• WHAT IS BEING ASKED: Isolate every line in the records below with "JSON" in it.

• STORED ROWS:
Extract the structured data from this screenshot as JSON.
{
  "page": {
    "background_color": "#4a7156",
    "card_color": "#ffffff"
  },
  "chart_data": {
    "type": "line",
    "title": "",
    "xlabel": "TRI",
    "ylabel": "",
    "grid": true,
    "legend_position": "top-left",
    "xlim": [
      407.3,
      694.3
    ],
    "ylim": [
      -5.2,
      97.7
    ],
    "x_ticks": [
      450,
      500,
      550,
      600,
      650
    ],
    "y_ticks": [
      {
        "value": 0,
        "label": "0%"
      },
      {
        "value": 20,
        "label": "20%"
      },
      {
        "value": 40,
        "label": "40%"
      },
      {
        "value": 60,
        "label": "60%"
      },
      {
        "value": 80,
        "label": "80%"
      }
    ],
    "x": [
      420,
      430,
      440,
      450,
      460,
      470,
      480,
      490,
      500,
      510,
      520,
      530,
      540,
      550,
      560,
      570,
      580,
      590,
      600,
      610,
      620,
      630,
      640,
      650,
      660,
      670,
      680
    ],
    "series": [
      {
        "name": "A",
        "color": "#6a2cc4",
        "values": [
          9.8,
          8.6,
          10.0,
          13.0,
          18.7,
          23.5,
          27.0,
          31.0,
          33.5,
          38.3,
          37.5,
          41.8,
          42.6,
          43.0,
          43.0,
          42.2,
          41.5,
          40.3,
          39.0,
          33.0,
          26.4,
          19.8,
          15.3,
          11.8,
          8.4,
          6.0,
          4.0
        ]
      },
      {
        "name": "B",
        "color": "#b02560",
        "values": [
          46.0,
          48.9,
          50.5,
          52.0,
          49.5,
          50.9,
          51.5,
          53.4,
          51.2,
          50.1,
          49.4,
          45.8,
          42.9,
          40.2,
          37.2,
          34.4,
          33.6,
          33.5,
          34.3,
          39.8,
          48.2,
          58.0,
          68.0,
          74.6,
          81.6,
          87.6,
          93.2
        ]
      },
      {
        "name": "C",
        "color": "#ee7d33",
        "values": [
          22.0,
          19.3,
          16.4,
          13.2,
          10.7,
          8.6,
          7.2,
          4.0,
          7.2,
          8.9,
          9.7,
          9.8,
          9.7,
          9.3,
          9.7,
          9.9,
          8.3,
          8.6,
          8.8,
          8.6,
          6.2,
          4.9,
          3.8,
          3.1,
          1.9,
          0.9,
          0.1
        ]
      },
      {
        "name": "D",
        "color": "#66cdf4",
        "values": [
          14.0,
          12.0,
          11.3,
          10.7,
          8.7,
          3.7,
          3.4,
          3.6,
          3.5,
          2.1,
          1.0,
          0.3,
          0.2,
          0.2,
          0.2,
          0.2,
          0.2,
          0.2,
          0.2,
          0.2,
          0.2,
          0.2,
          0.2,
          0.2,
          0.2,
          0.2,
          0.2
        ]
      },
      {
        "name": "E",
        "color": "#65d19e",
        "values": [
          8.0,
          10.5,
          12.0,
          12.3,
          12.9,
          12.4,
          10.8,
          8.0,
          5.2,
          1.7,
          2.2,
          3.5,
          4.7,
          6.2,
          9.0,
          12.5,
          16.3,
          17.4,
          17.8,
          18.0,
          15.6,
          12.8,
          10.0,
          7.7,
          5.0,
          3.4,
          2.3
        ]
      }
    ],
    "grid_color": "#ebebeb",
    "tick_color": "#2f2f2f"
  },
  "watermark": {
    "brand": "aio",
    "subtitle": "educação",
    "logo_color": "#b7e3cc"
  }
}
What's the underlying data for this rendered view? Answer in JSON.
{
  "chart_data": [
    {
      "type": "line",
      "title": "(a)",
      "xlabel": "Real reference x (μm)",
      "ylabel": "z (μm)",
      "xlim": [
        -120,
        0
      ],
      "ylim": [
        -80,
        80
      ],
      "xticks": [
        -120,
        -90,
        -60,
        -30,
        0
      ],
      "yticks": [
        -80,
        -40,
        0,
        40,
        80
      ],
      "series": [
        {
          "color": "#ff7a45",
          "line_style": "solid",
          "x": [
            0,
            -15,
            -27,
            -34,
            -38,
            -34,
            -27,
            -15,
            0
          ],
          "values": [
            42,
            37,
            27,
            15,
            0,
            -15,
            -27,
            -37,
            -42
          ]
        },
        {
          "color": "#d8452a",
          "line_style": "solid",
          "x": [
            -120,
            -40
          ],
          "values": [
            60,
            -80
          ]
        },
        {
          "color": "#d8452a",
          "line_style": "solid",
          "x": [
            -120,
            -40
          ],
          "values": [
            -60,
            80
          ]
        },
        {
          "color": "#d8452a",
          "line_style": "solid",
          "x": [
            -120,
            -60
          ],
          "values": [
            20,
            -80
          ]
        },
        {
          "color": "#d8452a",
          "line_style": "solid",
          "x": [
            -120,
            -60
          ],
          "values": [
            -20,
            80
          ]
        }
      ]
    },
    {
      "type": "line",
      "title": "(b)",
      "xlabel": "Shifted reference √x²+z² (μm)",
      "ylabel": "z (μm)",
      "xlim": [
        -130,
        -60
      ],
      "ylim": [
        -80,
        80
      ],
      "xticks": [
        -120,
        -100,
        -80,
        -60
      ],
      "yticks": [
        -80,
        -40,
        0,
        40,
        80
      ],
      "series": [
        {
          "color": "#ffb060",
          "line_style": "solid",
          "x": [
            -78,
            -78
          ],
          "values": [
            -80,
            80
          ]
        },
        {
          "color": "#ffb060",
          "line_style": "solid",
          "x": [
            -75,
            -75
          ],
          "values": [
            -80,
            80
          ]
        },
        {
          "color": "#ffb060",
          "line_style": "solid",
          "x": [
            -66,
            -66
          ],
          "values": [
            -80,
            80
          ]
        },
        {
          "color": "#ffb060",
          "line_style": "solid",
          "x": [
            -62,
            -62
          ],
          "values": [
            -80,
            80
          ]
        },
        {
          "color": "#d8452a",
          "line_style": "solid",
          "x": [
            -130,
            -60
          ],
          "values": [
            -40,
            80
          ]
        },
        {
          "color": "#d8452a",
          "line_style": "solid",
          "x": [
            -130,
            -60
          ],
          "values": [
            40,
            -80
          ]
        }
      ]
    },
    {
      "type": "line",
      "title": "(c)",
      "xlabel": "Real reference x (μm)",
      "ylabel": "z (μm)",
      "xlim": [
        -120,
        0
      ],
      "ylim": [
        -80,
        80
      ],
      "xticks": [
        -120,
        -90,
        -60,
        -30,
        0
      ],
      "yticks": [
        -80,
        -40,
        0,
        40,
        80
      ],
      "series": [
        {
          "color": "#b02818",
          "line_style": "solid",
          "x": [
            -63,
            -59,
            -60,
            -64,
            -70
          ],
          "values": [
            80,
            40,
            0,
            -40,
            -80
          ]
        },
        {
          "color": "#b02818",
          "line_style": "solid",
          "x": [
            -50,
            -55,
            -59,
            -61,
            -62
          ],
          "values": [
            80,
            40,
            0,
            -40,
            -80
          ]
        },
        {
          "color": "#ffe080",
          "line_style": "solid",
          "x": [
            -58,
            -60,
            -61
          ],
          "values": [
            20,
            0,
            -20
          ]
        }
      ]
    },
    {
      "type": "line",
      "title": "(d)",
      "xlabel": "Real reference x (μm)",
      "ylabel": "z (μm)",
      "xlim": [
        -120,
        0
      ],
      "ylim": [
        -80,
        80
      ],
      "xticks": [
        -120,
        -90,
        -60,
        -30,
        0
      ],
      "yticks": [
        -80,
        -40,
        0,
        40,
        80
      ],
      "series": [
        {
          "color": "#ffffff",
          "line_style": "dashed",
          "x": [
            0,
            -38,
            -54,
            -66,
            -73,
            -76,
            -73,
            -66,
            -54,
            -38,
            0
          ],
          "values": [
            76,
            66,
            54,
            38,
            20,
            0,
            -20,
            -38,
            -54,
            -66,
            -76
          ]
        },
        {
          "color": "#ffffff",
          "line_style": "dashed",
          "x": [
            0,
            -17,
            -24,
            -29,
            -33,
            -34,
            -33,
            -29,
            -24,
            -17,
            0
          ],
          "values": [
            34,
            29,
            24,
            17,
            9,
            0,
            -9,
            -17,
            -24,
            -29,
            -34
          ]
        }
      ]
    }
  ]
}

• RESPONSE TO THIS TASK:
Extract the structured data from this screenshot as JSON.
What's the underlying data for this rendered view? Answer in JSON.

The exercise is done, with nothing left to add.